**WHAT YOU WILL DO**
Within the material below, find each line bearing the word "HCPD" and present it.

**INPUT**
-------------------------
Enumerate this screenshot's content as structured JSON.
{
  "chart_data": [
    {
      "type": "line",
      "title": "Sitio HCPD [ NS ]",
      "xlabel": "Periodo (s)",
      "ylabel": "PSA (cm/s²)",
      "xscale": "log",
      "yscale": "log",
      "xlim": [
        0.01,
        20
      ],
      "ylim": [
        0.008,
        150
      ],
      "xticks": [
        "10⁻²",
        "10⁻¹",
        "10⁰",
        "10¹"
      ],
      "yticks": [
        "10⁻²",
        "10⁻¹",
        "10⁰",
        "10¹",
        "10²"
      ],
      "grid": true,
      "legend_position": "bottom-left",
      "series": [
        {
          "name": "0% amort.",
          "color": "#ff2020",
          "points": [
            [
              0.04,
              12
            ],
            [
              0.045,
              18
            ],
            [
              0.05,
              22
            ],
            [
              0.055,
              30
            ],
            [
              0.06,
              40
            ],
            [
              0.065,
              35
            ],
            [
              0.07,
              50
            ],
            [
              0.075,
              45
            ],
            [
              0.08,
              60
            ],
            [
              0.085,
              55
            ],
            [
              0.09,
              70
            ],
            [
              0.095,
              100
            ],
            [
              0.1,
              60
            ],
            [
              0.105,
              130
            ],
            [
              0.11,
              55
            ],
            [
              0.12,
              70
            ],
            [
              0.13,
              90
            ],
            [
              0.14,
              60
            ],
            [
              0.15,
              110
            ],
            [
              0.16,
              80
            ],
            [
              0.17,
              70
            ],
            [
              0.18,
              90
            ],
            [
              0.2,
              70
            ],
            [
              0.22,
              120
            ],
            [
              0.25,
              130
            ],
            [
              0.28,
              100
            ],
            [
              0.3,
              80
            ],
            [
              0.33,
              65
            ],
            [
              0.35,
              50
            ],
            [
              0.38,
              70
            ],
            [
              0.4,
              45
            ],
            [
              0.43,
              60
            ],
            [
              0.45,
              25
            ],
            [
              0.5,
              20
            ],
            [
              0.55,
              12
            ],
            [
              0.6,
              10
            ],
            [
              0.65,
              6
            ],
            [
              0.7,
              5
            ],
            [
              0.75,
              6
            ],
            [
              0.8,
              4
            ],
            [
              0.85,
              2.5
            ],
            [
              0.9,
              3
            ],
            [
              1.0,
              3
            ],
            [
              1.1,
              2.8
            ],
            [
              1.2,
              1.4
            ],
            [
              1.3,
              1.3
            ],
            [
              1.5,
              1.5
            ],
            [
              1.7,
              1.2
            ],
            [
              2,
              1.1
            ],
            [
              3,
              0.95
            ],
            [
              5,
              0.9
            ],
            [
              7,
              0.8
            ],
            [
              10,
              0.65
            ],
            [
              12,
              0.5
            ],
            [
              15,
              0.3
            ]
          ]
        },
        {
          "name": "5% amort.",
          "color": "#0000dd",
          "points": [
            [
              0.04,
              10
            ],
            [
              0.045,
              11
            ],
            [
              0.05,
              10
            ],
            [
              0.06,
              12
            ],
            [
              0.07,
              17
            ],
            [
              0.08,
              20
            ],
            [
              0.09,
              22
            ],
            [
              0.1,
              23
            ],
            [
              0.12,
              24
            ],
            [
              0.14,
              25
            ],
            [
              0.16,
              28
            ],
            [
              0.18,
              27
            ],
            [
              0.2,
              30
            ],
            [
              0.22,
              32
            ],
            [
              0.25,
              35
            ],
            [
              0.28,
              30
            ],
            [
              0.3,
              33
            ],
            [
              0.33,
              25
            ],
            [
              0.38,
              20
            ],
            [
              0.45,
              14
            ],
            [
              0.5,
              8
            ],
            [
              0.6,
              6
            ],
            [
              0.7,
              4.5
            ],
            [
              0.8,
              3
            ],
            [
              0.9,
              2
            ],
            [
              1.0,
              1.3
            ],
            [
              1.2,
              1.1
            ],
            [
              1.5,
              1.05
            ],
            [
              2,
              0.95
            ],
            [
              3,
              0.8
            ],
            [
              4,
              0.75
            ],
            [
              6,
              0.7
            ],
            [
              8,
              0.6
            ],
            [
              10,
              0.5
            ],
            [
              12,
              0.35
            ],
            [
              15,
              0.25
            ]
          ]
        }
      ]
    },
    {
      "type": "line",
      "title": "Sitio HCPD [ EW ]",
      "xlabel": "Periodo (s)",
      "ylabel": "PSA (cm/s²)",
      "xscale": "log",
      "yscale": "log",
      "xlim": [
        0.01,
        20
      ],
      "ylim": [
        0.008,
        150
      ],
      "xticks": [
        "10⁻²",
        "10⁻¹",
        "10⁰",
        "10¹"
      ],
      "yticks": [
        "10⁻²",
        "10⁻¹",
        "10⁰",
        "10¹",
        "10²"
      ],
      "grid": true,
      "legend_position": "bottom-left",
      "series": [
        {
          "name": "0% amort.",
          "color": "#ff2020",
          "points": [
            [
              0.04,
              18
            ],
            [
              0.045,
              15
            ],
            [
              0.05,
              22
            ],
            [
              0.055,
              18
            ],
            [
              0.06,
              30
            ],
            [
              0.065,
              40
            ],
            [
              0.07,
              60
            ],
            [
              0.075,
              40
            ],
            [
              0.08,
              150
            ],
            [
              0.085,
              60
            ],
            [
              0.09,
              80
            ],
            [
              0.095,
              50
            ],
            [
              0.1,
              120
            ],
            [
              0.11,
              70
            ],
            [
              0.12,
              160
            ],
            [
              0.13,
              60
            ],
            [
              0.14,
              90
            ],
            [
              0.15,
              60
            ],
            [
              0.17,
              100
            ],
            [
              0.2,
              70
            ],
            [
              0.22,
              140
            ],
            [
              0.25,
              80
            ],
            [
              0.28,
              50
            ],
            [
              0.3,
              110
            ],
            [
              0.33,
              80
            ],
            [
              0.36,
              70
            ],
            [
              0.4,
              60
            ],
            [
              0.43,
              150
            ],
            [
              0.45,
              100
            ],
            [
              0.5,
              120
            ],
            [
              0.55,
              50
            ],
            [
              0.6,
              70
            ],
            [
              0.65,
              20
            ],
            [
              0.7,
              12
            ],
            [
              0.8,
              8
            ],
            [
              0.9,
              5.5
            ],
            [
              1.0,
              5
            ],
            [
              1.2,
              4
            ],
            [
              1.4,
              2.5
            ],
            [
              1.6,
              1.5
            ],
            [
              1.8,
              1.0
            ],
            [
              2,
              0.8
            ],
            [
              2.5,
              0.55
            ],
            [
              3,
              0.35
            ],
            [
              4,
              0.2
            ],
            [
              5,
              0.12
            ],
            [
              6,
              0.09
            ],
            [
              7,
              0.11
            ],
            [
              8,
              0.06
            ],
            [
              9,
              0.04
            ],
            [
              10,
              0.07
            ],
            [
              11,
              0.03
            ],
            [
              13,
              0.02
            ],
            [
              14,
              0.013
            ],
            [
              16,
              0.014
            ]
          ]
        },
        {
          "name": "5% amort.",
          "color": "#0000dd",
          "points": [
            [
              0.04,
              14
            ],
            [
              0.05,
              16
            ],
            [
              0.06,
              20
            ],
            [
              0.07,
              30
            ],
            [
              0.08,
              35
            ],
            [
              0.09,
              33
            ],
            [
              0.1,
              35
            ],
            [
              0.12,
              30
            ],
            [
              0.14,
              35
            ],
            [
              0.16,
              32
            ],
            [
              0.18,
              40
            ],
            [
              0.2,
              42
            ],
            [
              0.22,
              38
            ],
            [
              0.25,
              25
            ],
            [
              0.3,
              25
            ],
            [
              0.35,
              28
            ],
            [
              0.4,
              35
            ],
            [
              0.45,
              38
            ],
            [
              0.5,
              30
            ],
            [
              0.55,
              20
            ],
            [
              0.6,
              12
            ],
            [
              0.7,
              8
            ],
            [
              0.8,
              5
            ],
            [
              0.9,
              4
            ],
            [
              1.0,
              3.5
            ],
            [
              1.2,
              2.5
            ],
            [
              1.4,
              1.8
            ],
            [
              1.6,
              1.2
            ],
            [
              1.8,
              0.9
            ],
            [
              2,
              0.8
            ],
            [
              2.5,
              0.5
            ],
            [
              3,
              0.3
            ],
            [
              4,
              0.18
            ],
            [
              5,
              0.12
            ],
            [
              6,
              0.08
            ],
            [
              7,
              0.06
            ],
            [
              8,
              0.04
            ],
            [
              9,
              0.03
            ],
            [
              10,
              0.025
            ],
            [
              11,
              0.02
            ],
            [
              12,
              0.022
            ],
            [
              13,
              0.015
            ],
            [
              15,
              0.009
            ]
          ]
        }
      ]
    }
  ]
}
-------------------------
**PROBLEM SOLUTION**
      "title": "Sitio HCPD [ NS ]",
      "title": "Sitio HCPD [ EW ]",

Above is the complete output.